* [GOAL]: Would you transcribe the listing that follows, character for character, and omit its images?

* [EXERCISE INPUTS]:
------

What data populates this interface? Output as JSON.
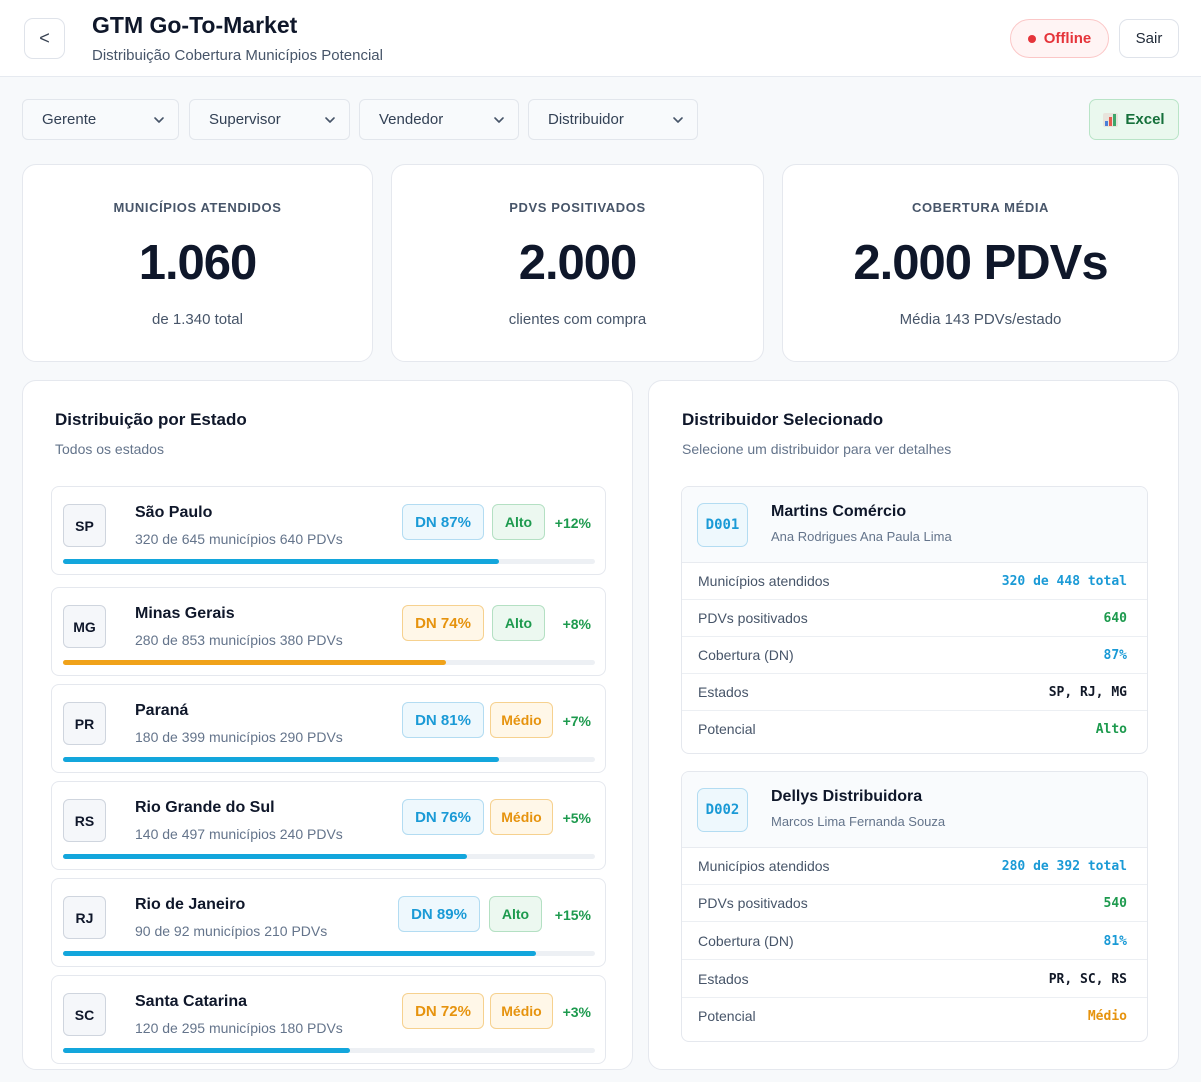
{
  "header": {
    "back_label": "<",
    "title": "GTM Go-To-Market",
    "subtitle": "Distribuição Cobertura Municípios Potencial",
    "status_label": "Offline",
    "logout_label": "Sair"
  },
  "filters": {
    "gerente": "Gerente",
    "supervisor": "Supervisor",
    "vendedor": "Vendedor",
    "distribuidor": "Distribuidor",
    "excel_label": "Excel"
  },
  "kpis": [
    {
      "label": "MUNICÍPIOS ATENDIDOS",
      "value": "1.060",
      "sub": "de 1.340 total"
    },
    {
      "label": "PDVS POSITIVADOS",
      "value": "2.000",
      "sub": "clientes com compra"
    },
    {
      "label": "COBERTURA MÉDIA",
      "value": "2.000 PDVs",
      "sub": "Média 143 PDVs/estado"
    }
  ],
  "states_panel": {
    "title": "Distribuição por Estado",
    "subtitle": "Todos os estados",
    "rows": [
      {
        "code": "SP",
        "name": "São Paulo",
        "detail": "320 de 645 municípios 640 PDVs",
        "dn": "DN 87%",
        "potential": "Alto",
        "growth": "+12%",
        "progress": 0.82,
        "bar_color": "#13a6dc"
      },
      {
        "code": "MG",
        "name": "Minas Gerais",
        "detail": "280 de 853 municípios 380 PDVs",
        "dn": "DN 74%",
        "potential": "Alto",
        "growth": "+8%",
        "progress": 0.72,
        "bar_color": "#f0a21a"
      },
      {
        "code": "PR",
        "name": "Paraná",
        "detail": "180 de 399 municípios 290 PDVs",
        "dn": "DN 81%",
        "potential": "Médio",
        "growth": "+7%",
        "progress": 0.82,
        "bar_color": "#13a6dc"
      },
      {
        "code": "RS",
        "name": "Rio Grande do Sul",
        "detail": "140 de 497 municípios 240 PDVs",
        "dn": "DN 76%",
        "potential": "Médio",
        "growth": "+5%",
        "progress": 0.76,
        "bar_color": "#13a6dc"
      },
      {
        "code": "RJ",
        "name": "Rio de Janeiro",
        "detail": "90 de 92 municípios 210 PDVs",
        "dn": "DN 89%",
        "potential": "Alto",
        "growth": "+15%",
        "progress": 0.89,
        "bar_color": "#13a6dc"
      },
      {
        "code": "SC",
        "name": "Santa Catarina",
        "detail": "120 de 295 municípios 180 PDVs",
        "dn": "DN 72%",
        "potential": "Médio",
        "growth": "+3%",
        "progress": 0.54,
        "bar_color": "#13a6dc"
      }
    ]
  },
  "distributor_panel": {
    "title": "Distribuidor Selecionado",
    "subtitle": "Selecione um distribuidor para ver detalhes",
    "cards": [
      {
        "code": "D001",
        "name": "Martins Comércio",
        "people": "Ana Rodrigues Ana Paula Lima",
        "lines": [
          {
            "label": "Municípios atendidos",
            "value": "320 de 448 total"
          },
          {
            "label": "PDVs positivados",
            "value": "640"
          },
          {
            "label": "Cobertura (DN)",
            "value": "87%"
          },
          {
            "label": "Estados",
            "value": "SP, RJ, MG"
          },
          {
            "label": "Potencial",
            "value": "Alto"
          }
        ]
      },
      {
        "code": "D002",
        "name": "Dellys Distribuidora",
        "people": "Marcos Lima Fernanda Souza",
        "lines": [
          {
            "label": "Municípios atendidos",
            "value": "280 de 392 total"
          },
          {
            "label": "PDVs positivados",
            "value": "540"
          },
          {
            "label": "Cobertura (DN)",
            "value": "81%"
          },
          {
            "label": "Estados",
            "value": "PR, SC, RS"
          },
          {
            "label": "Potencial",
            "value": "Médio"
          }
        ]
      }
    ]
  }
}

------

* [OUTPUT]:
What data populates this interface? Output as JSON.
{
  "header": {
    "back_label": "<",
    "title": "GTM Go-To-Market",
    "subtitle": "Distribuição Cobertura Municípios Potencial",
    "status_label": "Offline",
    "logout_label": "Sair"
  },
  "filters": {
    "gerente": "Gerente",
    "supervisor": "Supervisor",
    "vendedor": "Vendedor",
    "distribuidor": "Distribuidor",
    "excel_label": "Excel"
  },
  "kpis": [
    {
      "label": "MUNICÍPIOS ATENDIDOS",
      "value": "1.060",
      "sub": "de 1.340 total"
    },
    {
      "label": "PDVS POSITIVADOS",
      "value": "2.000",
      "sub": "clientes com compra"
    },
    {
      "label": "COBERTURA MÉDIA",
      "value": "2.000 PDVs",
      "sub": "Média 143 PDVs/estado"
    }
  ],
  "states_panel": {
    "title": "Distribuição por Estado",
    "subtitle": "Todos os estados",
    "rows": [
      {
        "code": "SP",
        "name": "São Paulo",
        "detail": "320 de 645 municípios 640 PDVs",
        "dn": "DN 87%",
        "potential": "Alto",
        "growth": "+12%",
        "progress": 0.82,
        "bar_color": "#13a6dc"
      },
      {
        "code": "MG",
        "name": "Minas Gerais",
        "detail": "280 de 853 municípios 380 PDVs",
        "dn": "DN 74%",
        "potential": "Alto",
        "growth": "+8%",
        "progress": 0.72,
        "bar_color": "#f0a21a"
      },
      {
        "code": "PR",
        "name": "Paraná",
        "detail": "180 de 399 municípios 290 PDVs",
        "dn": "DN 81%",
        "potential": "Médio",
        "growth": "+7%",
        "progress": 0.82,
        "bar_color": "#13a6dc"
      },
      {
        "code": "RS",
        "name": "Rio Grande do Sul",
        "detail": "140 de 497 municípios 240 PDVs",
        "dn": "DN 76%",
        "potential": "Médio",
        "growth": "+5%",
        "progress": 0.76,
        "bar_color": "#13a6dc"
      },
      {
        "code": "RJ",
        "name": "Rio de Janeiro",
        "detail": "90 de 92 municípios 210 PDVs",
        "dn": "DN 89%",
        "potential": "Alto",
        "growth": "+15%",
        "progress": 0.89,
        "bar_color": "#13a6dc"
      },
      {
        "code": "SC",
        "name": "Santa Catarina",
        "detail": "120 de 295 municípios 180 PDVs",
        "dn": "DN 72%",
        "potential": "Médio",
        "growth": "+3%",
        "progress": 0.54,
        "bar_color": "#13a6dc"
      }
    ]
  },
  "distributor_panel": {
    "title": "Distribuidor Selecionado",
    "subtitle": "Selecione um distribuidor para ver detalhes",
    "cards": [
      {
        "code": "D001",
        "name": "Martins Comércio",
        "people": "Ana Rodrigues Ana Paula Lima",
        "lines": [
          {
            "label": "Municípios atendidos",
            "value": "320 de 448 total"
          },
          {
            "label": "PDVs positivados",
            "value": "640"
          },
          {
            "label": "Cobertura (DN)",
            "value": "87%"
          },
          {
            "label": "Estados",
            "value": "SP, RJ, MG"
          },
          {
            "label": "Potencial",
            "value": "Alto"
          }
        ]
      },
      {
        "code": "D002",
        "name": "Dellys Distribuidora",
        "people": "Marcos Lima Fernanda Souza",
        "lines": [
          {
            "label": "Municípios atendidos",
            "value": "280 de 392 total"
          },
          {
            "label": "PDVs positivados",
            "value": "540"
          },
          {
            "label": "Cobertura (DN)",
            "value": "81%"
          },
          {
            "label": "Estados",
            "value": "PR, SC, RS"
          },
          {
            "label": "Potencial",
            "value": "Médio"
          }
        ]
      }
    ]
  }
}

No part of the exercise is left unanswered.